- _WORK TO DO_: In the records below, find each line with the word "Issoudun" and copy it.

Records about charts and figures
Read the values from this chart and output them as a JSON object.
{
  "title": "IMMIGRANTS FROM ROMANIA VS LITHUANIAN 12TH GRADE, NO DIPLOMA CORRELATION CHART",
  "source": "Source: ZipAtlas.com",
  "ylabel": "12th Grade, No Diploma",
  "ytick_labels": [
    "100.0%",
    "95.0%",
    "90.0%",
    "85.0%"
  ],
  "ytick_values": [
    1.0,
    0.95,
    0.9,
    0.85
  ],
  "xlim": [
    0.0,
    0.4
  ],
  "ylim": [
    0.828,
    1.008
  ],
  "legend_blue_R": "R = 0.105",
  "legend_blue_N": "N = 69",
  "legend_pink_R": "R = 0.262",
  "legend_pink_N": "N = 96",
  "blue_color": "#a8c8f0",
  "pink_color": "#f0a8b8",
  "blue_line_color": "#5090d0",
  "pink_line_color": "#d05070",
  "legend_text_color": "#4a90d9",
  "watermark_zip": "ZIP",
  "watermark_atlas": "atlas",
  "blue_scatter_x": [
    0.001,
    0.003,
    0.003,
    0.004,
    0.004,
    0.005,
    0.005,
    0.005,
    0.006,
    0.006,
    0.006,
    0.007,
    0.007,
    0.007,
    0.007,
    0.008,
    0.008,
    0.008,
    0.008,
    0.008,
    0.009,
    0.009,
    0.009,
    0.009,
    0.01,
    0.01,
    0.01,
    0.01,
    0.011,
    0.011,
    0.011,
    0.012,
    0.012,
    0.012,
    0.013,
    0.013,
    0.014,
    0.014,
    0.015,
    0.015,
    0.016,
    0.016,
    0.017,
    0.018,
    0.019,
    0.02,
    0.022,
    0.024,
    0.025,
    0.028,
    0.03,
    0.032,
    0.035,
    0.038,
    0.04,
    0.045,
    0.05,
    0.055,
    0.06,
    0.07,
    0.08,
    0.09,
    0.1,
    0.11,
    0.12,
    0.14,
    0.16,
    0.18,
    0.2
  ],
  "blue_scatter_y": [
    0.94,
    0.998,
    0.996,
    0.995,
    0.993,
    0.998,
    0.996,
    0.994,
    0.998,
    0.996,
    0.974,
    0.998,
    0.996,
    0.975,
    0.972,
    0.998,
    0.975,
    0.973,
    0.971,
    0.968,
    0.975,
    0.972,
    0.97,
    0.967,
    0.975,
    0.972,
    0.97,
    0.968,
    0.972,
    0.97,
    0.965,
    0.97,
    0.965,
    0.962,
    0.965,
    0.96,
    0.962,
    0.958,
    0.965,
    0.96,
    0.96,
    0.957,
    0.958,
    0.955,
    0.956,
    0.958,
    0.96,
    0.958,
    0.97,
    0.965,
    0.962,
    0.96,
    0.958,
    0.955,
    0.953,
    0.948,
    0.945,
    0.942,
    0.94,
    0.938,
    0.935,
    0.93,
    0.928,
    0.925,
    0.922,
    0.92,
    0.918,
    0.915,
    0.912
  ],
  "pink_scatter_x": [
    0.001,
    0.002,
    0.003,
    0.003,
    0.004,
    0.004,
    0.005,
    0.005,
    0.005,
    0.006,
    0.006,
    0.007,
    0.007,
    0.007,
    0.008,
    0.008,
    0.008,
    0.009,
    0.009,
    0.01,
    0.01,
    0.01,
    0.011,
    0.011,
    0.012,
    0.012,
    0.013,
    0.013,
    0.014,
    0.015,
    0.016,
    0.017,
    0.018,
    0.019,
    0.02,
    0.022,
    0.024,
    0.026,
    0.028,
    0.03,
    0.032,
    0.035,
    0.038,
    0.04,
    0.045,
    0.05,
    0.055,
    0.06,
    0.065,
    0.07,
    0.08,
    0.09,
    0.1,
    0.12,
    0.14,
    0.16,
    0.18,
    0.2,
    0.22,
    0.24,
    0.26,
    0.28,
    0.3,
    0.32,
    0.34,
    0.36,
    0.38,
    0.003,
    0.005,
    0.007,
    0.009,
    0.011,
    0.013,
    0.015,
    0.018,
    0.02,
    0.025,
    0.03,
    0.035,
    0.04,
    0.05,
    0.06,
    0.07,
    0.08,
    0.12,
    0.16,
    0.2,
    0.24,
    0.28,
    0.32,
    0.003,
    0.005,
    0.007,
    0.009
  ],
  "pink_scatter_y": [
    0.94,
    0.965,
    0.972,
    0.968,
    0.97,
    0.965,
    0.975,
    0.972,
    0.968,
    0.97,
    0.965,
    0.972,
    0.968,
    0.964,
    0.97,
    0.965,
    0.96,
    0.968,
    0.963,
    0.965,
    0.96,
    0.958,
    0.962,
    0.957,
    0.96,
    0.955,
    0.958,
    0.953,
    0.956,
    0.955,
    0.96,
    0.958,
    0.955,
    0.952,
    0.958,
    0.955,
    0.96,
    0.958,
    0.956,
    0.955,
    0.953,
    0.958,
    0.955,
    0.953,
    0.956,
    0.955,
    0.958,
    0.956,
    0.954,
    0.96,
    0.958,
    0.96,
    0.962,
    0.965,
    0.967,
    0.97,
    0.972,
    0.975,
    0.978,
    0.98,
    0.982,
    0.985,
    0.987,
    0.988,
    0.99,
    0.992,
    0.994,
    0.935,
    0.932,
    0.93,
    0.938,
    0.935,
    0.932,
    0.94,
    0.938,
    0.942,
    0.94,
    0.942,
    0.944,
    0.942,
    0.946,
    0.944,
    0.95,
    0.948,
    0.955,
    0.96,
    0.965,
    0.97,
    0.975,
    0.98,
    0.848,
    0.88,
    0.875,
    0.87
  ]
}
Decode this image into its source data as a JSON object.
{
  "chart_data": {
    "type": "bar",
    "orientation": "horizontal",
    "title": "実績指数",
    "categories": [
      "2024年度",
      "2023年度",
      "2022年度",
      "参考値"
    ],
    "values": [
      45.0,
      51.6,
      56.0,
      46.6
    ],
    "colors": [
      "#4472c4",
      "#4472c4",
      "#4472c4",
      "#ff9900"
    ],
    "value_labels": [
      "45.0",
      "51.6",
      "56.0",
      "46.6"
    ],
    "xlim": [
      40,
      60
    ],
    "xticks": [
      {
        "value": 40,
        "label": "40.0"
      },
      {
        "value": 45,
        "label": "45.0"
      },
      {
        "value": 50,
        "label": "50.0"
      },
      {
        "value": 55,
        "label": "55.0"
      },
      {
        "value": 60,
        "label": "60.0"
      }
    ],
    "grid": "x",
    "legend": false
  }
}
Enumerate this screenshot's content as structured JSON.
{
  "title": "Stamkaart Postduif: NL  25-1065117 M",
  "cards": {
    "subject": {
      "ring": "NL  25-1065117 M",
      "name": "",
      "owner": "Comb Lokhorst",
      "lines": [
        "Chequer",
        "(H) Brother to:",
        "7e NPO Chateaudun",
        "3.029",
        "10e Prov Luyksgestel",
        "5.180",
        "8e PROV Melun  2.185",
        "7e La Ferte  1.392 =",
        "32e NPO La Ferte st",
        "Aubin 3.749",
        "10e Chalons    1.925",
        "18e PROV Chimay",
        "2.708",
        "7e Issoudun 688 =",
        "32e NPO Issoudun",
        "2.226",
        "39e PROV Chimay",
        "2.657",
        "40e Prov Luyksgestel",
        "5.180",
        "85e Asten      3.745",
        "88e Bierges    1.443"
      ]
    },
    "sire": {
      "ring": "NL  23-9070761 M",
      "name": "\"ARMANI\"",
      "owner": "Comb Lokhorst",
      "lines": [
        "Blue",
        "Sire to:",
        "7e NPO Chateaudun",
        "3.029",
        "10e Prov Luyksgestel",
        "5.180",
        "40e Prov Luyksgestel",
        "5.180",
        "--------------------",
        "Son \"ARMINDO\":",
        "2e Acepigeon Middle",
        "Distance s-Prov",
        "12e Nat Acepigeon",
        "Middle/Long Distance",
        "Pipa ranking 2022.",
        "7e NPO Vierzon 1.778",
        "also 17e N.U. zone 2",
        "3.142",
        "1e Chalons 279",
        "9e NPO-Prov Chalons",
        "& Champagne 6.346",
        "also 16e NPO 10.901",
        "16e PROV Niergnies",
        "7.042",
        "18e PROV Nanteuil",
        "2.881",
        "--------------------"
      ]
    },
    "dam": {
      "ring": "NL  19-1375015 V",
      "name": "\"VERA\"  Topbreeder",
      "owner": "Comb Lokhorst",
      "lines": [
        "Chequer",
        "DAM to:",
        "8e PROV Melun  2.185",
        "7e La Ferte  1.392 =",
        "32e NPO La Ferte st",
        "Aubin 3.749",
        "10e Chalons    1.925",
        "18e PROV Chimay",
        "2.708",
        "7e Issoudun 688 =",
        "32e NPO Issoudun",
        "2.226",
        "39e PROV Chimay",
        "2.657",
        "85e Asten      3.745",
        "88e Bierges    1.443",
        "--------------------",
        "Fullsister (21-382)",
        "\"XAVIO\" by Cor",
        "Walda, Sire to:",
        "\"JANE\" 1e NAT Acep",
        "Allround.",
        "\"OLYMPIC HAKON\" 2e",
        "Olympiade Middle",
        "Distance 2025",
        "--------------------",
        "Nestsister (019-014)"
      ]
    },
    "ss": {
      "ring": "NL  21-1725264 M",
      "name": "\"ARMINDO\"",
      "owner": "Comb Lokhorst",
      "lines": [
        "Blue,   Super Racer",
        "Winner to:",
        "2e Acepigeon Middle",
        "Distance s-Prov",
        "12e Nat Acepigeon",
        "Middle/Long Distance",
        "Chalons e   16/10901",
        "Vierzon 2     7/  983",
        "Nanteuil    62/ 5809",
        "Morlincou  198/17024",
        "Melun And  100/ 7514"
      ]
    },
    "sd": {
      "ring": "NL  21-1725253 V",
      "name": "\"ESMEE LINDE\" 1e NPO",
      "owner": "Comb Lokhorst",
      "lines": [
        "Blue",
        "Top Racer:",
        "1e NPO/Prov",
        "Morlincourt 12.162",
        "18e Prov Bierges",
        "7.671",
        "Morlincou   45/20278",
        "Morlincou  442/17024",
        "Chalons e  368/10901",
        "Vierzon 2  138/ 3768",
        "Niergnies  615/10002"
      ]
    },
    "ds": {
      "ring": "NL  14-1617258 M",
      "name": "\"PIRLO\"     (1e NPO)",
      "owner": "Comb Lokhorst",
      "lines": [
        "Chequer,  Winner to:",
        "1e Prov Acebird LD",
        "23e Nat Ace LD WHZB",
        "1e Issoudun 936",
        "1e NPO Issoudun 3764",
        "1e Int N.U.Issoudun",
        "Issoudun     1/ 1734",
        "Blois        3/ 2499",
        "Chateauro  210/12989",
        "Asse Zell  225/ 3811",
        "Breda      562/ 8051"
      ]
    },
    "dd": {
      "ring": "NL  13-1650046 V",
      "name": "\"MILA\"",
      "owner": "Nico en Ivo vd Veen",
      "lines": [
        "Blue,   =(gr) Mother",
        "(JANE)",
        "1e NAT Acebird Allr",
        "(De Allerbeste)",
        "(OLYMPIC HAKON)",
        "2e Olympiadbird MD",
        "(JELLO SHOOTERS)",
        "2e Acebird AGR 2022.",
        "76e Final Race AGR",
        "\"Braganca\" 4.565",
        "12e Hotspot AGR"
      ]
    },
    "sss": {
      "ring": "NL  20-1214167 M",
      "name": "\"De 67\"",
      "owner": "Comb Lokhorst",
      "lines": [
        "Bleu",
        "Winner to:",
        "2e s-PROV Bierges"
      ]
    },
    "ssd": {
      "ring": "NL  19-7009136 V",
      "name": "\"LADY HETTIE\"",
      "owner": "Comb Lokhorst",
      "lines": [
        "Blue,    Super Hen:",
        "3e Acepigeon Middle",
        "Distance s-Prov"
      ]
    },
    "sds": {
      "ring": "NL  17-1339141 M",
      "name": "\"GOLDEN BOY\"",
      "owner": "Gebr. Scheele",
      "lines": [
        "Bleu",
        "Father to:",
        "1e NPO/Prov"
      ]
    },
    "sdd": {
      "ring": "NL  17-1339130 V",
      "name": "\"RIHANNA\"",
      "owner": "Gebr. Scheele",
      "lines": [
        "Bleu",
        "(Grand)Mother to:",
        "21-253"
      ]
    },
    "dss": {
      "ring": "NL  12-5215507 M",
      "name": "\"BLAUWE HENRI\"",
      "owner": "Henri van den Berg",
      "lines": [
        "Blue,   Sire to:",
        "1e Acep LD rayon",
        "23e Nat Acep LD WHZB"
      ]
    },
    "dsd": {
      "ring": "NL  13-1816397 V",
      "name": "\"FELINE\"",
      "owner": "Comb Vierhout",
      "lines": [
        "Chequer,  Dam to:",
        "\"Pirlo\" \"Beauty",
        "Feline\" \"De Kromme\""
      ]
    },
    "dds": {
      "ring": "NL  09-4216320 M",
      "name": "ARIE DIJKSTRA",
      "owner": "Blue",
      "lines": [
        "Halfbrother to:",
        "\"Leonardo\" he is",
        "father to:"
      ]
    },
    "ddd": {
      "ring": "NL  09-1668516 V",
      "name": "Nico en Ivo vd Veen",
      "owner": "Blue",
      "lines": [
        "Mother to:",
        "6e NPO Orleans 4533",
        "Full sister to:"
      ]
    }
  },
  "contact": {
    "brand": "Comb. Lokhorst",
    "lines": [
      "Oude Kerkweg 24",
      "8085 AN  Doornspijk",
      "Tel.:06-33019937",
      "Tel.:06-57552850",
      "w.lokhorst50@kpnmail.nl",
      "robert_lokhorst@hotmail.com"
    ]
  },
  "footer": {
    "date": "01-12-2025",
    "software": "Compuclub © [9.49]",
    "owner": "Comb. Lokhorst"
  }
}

- _RESULT OF THE TASK_:
        "7e Issoudun 688 =",
        "32e NPO Issoudun",
        "7e Issoudun 688 =",
        "32e NPO Issoudun",
        "1e Issoudun 936",
        "1e NPO Issoudun 3764",
        "1e Int N.U.Issoudun",
        "Issoudun     1/ 1734",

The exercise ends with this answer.